Aim of the exercise
Reproduce every entry exactly as shown.
-- START Stored records --
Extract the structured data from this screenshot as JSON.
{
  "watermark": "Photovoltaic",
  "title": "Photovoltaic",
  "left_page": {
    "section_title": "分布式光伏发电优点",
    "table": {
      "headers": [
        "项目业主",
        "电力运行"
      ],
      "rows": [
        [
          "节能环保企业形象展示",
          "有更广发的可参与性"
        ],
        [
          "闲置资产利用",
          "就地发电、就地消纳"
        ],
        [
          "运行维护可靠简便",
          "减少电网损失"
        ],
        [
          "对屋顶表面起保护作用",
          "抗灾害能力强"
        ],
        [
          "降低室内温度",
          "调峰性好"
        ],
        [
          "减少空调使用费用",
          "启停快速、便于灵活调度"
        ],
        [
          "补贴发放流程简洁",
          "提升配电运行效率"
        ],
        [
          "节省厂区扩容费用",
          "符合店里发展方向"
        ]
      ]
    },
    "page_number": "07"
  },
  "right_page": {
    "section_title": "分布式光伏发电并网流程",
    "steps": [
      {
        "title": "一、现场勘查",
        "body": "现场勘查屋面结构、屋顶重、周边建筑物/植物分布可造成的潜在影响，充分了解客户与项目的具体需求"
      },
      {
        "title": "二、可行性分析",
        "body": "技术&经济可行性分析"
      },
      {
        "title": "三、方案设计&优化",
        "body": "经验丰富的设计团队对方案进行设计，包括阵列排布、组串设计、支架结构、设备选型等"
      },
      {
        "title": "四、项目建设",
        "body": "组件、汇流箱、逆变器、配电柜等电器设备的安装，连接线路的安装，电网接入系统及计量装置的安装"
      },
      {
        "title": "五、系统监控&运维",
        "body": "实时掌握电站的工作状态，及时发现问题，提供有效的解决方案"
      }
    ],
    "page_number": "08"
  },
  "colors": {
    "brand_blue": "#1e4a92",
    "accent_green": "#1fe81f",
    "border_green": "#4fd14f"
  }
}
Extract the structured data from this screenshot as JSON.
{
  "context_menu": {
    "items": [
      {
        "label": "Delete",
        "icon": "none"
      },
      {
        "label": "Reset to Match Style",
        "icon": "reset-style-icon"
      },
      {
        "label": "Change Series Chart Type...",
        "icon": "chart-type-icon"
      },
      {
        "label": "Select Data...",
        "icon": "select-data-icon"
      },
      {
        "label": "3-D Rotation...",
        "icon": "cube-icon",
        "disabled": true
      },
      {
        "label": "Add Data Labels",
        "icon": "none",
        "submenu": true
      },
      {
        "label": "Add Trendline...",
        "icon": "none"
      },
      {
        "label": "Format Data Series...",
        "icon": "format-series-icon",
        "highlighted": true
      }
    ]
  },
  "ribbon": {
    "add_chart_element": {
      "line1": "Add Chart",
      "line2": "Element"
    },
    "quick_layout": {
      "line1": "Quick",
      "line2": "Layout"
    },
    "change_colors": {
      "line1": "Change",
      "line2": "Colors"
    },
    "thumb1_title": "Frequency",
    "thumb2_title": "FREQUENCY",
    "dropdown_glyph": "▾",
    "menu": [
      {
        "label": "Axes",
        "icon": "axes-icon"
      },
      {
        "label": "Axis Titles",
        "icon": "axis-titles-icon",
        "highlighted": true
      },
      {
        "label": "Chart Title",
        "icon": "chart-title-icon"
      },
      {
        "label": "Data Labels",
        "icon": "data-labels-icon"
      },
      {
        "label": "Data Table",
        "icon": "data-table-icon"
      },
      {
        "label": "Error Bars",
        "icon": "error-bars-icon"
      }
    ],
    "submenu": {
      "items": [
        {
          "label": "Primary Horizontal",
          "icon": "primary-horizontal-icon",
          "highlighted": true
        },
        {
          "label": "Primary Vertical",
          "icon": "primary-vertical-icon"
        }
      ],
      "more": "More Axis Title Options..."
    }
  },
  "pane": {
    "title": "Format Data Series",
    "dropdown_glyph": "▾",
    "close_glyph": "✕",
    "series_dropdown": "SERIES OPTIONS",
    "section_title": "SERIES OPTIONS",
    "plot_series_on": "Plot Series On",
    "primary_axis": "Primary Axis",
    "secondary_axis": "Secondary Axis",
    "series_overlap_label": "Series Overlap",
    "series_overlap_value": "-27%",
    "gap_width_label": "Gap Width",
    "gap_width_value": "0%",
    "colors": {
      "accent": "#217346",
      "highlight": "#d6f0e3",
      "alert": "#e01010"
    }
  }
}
-- END Stored records --
Task solution
Extract the structured data from this screenshot as JSON.
{
  "watermark": "Photovoltaic",
  "title": "Photovoltaic",
  "left_page": {
    "section_title": "分布式光伏发电优点",
    "table": {
      "headers": [
        "项目业主",
        "电力运行"
      ],
      "rows": [
        [
          "节能环保企业形象展示",
          "有更广发的可参与性"
        ],
        [
          "闲置资产利用",
          "就地发电、就地消纳"
        ],
        [
          "运行维护可靠简便",
          "减少电网损失"
        ],
        [
          "对屋顶表面起保护作用",
          "抗灾害能力强"
        ],
        [
          "降低室内温度",
          "调峰性好"
        ],
        [
          "减少空调使用费用",
          "启停快速、便于灵活调度"
        ],
        [
          "补贴发放流程简洁",
          "提升配电运行效率"
        ],
        [
          "节省厂区扩容费用",
          "符合店里发展方向"
        ]
      ]
    },
    "page_number": "07"
  },
  "right_page": {
    "section_title": "分布式光伏发电并网流程",
    "steps": [
      {
        "title": "一、现场勘查",
        "body": "现场勘查屋面结构、屋顶重、周边建筑物/植物分布可造成的潜在影响，充分了解客户与项目的具体需求"
      },
      {
        "title": "二、可行性分析",
        "body": "技术&经济可行性分析"
      },
      {
        "title": "三、方案设计&优化",
        "body": "经验丰富的设计团队对方案进行设计，包括阵列排布、组串设计、支架结构、设备选型等"
      },
      {
        "title": "四、项目建设",
        "body": "组件、汇流箱、逆变器、配电柜等电器设备的安装，连接线路的安装，电网接入系统及计量装置的安装"
      },
      {
        "title": "五、系统监控&运维",
        "body": "实时掌握电站的工作状态，及时发现问题，提供有效的解决方案"
      }
    ],
    "page_number": "08"
  },
  "colors": {
    "brand_blue": "#1e4a92",
    "accent_green": "#1fe81f",
    "border_green": "#4fd14f"
  }
}
Extract the structured data from this screenshot as JSON.
{
  "context_menu": {
    "items": [
      {
        "label": "Delete",
        "icon": "none"
      },
      {
        "label": "Reset to Match Style",
        "icon": "reset-style-icon"
      },
      {
        "label": "Change Series Chart Type...",
        "icon": "chart-type-icon"
      },
      {
        "label": "Select Data...",
        "icon": "select-data-icon"
      },
      {
        "label": "3-D Rotation...",
        "icon": "cube-icon",
        "disabled": true
      },
      {
        "label": "Add Data Labels",
        "icon": "none",
        "submenu": true
      },
      {
        "label": "Add Trendline...",
        "icon": "none"
      },
      {
        "label": "Format Data Series...",
        "icon": "format-series-icon",
        "highlighted": true
      }
    ]
  },
  "ribbon": {
    "add_chart_element": {
      "line1": "Add Chart",
      "line2": "Element"
    },
    "quick_layout": {
      "line1": "Quick",
      "line2": "Layout"
    },
    "change_colors": {
      "line1": "Change",
      "line2": "Colors"
    },
    "thumb1_title": "Frequency",
    "thumb2_title": "FREQUENCY",
    "dropdown_glyph": "▾",
    "menu": [
      {
        "label": "Axes",
        "icon": "axes-icon"
      },
      {
        "label": "Axis Titles",
        "icon": "axis-titles-icon",
        "highlighted": true
      },
      {
        "label": "Chart Title",
        "icon": "chart-title-icon"
      },
      {
        "label": "Data Labels",
        "icon": "data-labels-icon"
      },
      {
        "label": "Data Table",
        "icon": "data-table-icon"
      },
      {
        "label": "Error Bars",
        "icon": "error-bars-icon"
      }
    ],
    "submenu": {
      "items": [
        {
          "label": "Primary Horizontal",
          "icon": "primary-horizontal-icon",
          "highlighted": true
        },
        {
          "label": "Primary Vertical",
          "icon": "primary-vertical-icon"
        }
      ],
      "more": "More Axis Title Options..."
    }
  },
  "pane": {
    "title": "Format Data Series",
    "dropdown_glyph": "▾",
    "close_glyph": "✕",
    "series_dropdown": "SERIES OPTIONS",
    "section_title": "SERIES OPTIONS",
    "plot_series_on": "Plot Series On",
    "primary_axis": "Primary Axis",
    "secondary_axis": "Secondary Axis",
    "series_overlap_label": "Series Overlap",
    "series_overlap_value": "-27%",
    "gap_width_label": "Gap Width",
    "gap_width_value": "0%",
    "colors": {
      "accent": "#217346",
      "highlight": "#d6f0e3",
      "alert": "#e01010"
    }
  }
}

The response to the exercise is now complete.